What the task asks | Identify the lines bearing the string "votre" and gather them.

%%

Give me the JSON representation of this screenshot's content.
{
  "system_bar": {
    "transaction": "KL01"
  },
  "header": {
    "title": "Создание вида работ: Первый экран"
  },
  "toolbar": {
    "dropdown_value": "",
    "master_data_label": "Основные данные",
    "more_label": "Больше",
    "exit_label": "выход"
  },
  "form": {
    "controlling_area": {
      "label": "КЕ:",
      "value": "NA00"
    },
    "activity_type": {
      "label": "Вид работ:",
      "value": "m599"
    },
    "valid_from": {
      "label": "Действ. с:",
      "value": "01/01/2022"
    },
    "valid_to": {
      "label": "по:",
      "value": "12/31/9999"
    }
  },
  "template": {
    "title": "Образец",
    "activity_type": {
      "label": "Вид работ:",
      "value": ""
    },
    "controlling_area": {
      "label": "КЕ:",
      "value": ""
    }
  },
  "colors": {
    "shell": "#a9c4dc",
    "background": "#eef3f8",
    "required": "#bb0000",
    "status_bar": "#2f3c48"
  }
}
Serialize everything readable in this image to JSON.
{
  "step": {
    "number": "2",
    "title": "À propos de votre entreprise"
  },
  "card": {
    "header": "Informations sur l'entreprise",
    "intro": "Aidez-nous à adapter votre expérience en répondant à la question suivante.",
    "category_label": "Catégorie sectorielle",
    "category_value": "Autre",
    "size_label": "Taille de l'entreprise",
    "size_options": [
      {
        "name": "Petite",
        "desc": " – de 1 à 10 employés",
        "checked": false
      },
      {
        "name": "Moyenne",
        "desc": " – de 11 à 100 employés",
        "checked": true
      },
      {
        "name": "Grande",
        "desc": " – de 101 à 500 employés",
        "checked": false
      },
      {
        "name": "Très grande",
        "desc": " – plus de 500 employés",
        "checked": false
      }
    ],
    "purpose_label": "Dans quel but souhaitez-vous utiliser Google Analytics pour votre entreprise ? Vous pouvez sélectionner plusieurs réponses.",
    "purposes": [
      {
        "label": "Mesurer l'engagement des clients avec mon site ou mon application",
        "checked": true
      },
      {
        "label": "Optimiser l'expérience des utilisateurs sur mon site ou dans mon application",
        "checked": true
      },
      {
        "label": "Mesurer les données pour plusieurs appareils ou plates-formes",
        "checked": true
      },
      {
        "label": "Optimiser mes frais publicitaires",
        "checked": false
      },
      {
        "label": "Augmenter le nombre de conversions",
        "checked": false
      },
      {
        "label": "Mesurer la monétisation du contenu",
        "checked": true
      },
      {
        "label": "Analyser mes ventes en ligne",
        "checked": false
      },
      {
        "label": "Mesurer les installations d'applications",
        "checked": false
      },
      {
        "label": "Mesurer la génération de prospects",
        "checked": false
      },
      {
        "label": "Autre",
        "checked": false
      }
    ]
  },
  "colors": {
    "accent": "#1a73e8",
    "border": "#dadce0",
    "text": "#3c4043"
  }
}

%%

The answer |
    "title": "À propos de votre entreprise"
    "intro": "Aidez-nous à adapter votre expérience en répondant à la question suivante.",
    "purpose_label": "Dans quel but souhaitez-vous utiliser Google Analytics pour votre entreprise ? Vous pouvez sélectionner plusieurs réponses.",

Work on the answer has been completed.